Wherever the word "NASIONAL" turns up in a line of the entries, copy that line.

>> start Dataset content

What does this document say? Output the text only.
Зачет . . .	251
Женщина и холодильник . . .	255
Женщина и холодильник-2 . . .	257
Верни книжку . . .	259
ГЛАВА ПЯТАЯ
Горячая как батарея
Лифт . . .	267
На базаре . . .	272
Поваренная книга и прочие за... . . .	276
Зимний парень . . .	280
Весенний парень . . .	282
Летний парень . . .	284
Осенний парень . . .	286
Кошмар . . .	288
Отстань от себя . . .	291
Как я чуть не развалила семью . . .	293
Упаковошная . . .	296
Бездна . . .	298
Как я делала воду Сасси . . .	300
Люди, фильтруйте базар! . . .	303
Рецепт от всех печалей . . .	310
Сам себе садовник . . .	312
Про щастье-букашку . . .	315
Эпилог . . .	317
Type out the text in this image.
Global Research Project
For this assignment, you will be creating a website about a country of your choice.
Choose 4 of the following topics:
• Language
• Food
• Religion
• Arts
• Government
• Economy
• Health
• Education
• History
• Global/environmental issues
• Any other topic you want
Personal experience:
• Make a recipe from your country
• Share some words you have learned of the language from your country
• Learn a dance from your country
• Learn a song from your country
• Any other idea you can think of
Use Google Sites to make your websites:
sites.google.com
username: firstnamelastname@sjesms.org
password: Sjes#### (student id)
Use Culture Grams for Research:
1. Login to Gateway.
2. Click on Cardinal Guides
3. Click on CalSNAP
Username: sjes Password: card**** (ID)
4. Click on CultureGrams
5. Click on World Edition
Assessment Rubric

>> end Dataset content
>> start Dataset content

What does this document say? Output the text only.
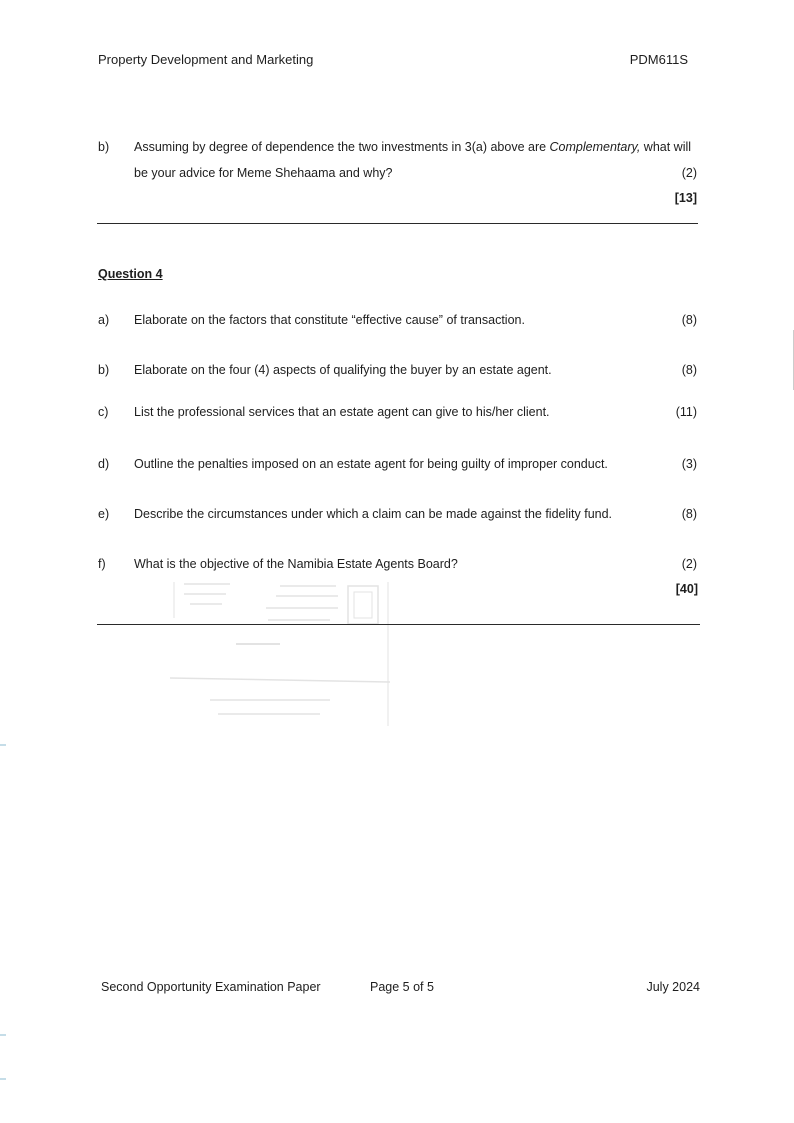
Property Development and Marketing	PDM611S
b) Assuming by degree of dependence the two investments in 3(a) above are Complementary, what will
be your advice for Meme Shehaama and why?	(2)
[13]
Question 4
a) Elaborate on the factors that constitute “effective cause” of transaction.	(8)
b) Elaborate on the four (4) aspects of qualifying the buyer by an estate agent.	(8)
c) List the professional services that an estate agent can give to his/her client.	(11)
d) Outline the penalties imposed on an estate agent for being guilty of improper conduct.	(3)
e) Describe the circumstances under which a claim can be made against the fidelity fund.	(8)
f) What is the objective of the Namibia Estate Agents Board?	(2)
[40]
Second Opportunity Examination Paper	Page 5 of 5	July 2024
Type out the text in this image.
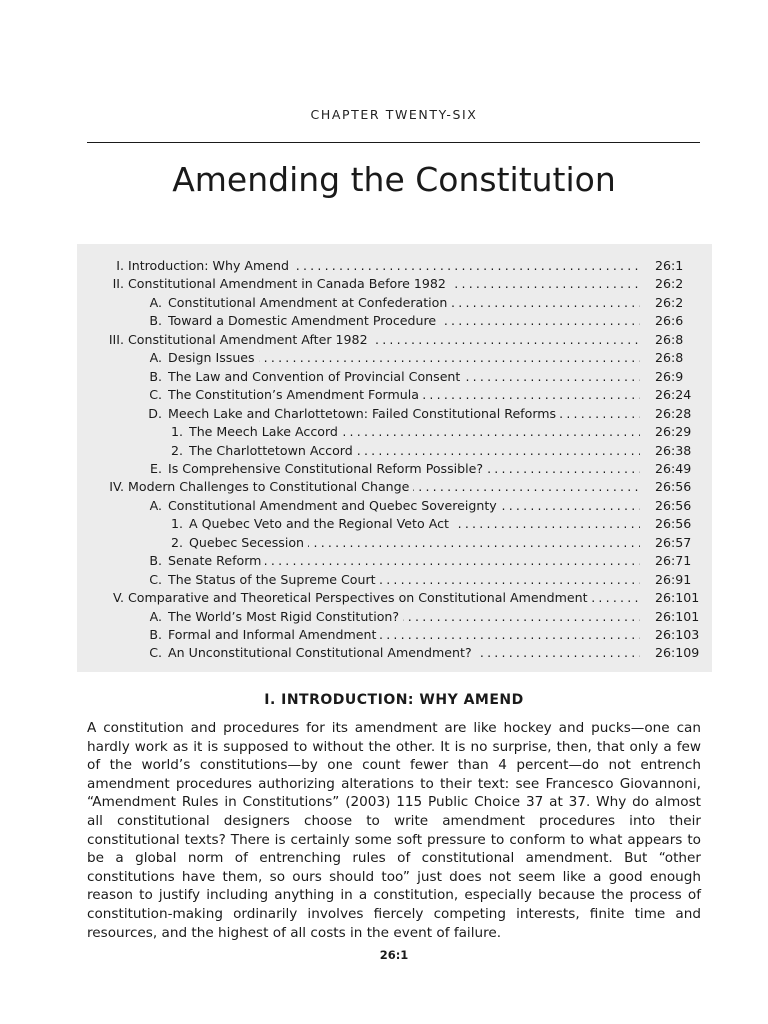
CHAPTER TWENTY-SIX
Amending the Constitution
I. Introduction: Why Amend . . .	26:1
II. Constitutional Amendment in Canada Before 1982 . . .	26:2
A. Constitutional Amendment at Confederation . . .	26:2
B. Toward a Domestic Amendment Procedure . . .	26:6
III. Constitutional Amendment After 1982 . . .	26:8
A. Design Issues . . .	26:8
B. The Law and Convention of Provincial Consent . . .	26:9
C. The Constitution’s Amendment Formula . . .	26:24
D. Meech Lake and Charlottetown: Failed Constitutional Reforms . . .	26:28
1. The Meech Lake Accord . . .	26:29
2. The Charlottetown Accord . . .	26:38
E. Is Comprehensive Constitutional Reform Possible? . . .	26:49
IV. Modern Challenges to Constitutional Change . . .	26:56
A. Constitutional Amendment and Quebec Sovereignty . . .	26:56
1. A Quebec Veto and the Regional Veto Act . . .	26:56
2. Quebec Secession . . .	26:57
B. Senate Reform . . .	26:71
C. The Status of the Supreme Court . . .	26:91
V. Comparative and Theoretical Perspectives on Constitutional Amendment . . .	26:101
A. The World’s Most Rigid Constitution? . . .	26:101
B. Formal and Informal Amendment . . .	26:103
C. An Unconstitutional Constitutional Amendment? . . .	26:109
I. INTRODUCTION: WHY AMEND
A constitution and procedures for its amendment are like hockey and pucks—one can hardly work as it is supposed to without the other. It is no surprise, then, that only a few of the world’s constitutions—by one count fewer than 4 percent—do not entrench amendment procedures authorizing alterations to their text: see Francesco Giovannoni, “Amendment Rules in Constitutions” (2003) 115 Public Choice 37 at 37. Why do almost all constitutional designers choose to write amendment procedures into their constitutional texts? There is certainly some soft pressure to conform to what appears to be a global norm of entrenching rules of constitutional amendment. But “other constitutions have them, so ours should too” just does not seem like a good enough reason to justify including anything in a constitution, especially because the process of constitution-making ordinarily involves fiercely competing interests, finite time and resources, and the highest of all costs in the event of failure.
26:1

>> end Dataset content
>> start Dataset content

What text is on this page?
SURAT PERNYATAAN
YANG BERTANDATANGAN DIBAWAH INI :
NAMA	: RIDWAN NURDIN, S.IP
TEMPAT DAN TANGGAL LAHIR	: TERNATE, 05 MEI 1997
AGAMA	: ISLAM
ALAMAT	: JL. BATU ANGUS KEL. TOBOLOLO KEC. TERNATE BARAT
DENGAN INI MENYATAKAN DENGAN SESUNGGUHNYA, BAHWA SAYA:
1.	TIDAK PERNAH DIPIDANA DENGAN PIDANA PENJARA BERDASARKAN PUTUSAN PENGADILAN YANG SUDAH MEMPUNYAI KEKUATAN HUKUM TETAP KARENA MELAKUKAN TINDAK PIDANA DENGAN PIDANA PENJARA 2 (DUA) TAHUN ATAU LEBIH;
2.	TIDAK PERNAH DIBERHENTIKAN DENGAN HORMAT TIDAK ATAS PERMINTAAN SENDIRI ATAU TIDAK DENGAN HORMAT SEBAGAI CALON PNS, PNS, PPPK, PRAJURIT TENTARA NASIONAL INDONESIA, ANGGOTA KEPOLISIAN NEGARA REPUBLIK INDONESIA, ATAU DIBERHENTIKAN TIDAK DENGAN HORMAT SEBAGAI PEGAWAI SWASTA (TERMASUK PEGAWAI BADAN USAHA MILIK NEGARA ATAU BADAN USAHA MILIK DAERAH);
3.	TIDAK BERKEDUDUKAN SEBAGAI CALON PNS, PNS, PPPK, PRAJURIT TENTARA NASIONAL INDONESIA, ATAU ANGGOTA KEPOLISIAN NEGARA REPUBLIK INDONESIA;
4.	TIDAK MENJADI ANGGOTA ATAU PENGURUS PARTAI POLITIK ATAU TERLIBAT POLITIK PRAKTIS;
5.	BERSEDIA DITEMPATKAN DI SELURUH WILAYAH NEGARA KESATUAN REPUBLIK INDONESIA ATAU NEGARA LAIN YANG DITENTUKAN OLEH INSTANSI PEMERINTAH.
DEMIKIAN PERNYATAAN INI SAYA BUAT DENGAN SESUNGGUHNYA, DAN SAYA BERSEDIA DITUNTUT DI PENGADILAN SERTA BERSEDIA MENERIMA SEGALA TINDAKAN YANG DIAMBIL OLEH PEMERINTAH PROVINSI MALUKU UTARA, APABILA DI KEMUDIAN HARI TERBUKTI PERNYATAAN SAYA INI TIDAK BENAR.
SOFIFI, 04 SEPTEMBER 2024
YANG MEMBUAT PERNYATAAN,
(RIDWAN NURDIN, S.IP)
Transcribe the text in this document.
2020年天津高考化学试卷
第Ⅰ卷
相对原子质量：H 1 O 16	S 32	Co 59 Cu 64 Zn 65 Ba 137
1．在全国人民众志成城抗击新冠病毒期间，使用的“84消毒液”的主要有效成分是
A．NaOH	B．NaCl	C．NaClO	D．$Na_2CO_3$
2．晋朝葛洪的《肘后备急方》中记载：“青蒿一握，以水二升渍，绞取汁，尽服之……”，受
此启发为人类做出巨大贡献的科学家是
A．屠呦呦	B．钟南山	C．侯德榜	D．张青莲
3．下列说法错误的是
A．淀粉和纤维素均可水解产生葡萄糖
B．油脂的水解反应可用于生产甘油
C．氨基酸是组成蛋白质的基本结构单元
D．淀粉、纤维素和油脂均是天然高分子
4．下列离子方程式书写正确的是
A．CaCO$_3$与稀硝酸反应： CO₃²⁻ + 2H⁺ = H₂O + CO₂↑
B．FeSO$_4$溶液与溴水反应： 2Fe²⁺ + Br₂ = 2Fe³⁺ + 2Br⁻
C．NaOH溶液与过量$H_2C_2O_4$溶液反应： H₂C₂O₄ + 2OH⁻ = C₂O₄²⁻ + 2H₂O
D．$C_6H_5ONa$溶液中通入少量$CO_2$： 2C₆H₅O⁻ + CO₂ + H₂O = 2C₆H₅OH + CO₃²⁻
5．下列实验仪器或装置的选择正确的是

>> end Dataset content

Answer in full
2.	TIDAK PERNAH DIBERHENTIKAN DENGAN HORMAT TIDAK ATAS PERMINTAAN SENDIRI ATAU TIDAK DENGAN HORMAT SEBAGAI CALON PNS, PNS, PPPK, PRAJURIT TENTARA NASIONAL INDONESIA, ANGGOTA KEPOLISIAN NEGARA REPUBLIK INDONESIA, ATAU DIBERHENTIKAN TIDAK DENGAN HORMAT SEBAGAI PEGAWAI SWASTA (TERMASUK PEGAWAI BADAN USAHA MILIK NEGARA ATAU BADAN USAHA MILIK DAERAH);
3.	TIDAK BERKEDUDUKAN SEBAGAI CALON PNS, PNS, PPPK, PRAJURIT TENTARA NASIONAL INDONESIA, ATAU ANGGOTA KEPOLISIAN NEGARA REPUBLIK INDONESIA;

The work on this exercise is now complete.